**TASK LIST:**
[a] According to the passage on dedicated servers, what is the starting monthly price of Kimsufi dedicated servers?
[b] Summarize the passage on dedicated servers in two sentences.
[c] Extend the passage on dedicated servers, beginning after its final sentence.

---- PROVIDED PASSAGE

A dedicated server is a physical server exclusively allocated to a single client. Unlike shared hosting or a Virtual Private Server (VPS), there are no other users on the machine: all CPU, RAM, storage, and bandwidth resources are yours alone. Dedicated server hosting gives you root access, complete control over the server environment, and the bare metal performance of real hardware. Kimsufi dedicated servers start at $11.10/month, making this level of control genuinely accessible to developers, small businesses, and enthusiasts alike.
What Is a Dedicated Server?
In the simplest terms, a dedicated server is an entire physical server rented from a hosting provider and used by one organisation or individual. The term 'dedicated' refers to the fact that the hardware is dedicated to a single client: it is not shared with other tenants, as is the case with shared hosting or cloud VMs.
A dedicated server typically consists of a CPU (or multiple CPUs), RAM, one or more storage drives (SSD, NVMe, or HDD), a network interface card, and a connection to the data centre's network. The hosting provider owns and maintains the physical hardware and the data centre infrastructure; the client controls everything at the software level: the operating system, installed applications, firewall rules, and user accounts.

--------
---- RECORDED DATA

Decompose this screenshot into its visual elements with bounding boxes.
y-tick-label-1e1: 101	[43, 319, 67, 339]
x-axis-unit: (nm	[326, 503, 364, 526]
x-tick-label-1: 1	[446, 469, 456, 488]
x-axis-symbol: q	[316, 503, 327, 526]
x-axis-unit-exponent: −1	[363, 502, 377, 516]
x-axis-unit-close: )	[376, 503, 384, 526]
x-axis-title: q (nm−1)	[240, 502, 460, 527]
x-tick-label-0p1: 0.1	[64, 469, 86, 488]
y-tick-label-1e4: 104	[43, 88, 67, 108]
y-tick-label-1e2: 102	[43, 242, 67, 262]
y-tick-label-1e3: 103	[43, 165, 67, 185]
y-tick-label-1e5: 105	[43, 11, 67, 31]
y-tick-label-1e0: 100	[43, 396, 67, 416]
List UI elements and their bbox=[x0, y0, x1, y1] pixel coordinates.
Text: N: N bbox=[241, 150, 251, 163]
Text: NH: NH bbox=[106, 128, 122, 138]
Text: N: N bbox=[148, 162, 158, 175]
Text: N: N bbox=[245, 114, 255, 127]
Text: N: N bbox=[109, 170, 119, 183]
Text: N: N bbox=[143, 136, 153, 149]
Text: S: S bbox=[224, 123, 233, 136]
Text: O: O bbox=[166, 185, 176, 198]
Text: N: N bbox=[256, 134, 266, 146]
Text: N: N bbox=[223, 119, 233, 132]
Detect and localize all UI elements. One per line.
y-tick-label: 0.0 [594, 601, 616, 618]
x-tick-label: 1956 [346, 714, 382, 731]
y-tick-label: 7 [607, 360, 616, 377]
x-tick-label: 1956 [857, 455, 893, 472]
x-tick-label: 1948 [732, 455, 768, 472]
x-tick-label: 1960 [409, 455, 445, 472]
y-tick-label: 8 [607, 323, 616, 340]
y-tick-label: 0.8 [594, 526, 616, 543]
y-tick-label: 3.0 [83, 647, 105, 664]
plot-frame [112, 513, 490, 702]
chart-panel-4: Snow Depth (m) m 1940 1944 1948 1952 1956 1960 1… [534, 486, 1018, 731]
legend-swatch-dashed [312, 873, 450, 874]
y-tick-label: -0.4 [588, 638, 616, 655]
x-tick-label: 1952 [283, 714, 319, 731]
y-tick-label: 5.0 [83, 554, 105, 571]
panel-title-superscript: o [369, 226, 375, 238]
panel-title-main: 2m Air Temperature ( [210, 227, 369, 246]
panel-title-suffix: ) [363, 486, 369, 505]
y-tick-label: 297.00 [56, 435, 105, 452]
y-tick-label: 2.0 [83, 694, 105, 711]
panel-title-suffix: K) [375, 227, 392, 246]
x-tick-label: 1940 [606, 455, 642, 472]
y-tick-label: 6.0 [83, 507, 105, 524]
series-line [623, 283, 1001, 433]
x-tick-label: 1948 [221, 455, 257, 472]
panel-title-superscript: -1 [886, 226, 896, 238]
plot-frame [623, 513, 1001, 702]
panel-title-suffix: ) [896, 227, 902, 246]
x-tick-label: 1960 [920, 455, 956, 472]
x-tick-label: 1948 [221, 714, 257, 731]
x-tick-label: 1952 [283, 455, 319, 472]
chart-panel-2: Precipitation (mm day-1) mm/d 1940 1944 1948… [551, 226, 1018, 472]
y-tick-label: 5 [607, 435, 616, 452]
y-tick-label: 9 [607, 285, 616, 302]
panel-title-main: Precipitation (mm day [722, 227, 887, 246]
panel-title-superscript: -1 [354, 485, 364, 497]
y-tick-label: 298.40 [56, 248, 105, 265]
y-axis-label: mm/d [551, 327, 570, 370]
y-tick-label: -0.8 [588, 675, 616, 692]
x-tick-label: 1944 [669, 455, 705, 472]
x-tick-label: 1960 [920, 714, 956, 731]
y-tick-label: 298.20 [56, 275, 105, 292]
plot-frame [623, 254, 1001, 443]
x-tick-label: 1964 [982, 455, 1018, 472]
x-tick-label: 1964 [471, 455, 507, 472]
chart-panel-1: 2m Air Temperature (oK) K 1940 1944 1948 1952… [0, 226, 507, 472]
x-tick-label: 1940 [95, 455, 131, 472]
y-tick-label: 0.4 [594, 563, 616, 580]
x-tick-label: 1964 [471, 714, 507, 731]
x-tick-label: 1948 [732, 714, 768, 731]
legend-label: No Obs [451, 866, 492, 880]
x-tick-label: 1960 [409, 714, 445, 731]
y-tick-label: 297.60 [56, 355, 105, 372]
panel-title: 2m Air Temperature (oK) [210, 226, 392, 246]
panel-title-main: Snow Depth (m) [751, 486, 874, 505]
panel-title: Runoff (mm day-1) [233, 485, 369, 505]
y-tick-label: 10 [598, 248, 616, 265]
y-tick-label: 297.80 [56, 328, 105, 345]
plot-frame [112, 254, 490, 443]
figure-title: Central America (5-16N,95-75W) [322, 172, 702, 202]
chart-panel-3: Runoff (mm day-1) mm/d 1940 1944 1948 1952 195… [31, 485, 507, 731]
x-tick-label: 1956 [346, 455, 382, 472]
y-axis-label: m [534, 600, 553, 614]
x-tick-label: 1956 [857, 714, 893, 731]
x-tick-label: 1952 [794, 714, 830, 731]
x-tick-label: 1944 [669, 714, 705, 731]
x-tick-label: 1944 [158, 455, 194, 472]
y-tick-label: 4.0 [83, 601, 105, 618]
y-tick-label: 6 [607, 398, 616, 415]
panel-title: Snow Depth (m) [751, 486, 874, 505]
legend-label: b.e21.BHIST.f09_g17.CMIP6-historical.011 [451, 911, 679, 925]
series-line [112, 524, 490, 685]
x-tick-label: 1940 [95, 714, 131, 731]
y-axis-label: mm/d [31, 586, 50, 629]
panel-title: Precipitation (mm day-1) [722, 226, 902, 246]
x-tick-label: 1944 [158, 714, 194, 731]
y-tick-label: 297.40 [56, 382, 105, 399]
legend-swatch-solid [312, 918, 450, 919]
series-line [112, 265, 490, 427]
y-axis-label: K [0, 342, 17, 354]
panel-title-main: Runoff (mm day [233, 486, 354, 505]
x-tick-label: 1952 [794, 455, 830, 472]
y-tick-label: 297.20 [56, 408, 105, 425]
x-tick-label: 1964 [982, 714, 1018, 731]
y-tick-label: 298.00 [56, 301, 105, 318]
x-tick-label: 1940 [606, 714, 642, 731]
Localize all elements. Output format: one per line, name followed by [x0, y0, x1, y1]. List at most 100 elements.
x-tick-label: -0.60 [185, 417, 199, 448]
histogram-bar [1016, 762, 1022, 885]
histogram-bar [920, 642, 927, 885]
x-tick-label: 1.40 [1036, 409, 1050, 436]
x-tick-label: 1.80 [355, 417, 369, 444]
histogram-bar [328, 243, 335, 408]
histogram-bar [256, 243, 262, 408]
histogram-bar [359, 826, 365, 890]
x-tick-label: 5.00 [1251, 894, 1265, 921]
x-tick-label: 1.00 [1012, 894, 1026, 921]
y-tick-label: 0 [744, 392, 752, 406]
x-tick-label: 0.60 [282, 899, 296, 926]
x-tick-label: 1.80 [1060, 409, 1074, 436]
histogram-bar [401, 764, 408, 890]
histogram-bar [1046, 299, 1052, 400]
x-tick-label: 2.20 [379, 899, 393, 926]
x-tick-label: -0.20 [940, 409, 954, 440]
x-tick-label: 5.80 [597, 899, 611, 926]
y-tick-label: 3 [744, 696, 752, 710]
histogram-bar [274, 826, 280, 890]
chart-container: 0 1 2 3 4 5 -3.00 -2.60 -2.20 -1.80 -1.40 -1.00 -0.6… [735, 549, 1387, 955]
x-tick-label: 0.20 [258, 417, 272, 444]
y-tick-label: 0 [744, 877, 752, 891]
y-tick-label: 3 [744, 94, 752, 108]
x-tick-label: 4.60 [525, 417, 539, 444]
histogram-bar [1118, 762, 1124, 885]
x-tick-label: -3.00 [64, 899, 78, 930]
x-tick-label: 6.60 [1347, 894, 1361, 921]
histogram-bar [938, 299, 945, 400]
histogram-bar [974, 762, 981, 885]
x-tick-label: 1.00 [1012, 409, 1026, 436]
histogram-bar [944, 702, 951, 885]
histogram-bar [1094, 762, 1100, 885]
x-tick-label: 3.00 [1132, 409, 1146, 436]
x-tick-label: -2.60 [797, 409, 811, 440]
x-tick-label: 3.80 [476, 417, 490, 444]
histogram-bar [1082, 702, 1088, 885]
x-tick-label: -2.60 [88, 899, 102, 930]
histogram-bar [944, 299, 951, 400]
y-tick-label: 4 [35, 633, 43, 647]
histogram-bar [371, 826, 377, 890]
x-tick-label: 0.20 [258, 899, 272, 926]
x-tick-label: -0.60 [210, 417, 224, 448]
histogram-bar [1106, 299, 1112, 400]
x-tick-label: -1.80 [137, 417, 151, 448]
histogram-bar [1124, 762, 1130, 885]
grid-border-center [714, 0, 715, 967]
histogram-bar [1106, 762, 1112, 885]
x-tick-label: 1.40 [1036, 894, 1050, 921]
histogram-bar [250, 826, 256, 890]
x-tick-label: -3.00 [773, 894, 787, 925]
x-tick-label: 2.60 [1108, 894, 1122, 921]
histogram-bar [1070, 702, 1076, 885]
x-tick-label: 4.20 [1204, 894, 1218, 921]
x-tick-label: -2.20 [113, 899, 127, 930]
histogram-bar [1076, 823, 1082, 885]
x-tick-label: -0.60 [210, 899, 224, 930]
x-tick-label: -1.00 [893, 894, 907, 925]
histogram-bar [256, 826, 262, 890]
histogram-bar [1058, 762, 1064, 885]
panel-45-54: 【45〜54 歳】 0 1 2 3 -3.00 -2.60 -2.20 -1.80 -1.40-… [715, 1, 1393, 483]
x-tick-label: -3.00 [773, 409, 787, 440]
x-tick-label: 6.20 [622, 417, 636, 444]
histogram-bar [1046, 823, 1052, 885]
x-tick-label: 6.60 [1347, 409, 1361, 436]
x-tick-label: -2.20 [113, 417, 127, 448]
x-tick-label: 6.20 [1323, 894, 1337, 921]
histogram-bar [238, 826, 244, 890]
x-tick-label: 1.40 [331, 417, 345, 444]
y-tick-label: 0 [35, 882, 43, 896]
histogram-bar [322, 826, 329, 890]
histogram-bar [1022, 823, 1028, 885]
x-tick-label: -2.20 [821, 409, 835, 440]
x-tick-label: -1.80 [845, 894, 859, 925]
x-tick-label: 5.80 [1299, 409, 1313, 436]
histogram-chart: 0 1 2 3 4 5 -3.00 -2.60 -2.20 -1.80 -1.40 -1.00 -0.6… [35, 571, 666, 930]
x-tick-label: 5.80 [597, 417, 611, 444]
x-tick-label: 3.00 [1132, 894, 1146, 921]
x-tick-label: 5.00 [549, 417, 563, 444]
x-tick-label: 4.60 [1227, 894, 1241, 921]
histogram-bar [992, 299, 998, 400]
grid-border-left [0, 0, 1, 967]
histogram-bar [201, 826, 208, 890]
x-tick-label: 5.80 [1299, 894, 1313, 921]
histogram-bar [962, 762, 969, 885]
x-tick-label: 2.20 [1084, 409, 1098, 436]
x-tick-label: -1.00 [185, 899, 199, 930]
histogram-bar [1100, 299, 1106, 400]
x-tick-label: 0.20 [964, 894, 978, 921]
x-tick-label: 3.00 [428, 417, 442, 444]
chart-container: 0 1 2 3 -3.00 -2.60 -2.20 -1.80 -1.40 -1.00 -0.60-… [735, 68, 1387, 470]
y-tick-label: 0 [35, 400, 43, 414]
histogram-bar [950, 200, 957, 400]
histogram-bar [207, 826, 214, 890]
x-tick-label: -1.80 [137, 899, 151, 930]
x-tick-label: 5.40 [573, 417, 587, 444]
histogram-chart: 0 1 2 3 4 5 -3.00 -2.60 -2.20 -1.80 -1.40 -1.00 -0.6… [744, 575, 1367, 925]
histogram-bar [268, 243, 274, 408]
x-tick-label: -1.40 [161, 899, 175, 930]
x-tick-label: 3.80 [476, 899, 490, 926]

--------

**RESULTS BY TASK:**
[a] Kimsufi dedicated servers start at $11.10 per month.

[b] A dedicated server is an entire physical server rented from a hosting provider and allocated exclusively to a single client, who receives all of its CPU, RAM, storage, and bandwidth along with root access and complete control over the server environment. The provider owns and maintains the hardware and data center infrastructure, while the client controls everything at the software level, including the operating system, applications, firewall rules, and user accounts.

[c]
💡 Example A dedicated game server for Minecraft or Ark Survival Evolved, a web server running a high-traffic e-commerce site, or a database server hosting sensitive financial data are all classic examples of dedicated server use cases.
How Does a Dedicated Server Work?
When you rent a dedicated server, the hosting provider provisions the physical machine in their data centre and installs your chosen operating system: typically a Linux distribution (Ubuntu, Debian, AlmaLinux) or Windows Server. You then connect via SSH (for Linux) or RDP (for Windows) using the credentials provided, and you have full administrative access to configure it however you need.
Unlike cloud virtual machines, there is no hypervisor layer between your workloads and the physical hardware. This direct access is what gives dedicated servers their performance edge for CPU-intensive and I/O-heavy workloads. The server runs continuously in the data centre, connected to a redundant power supply and a high-bandwidth network uplink.
Key components of a dedicated server
- CPU: handles all processing. Entry-level dedicated servers use quad-core Intel Xeon or AMD EPYC processors; high-end configurations offer 32+ cores.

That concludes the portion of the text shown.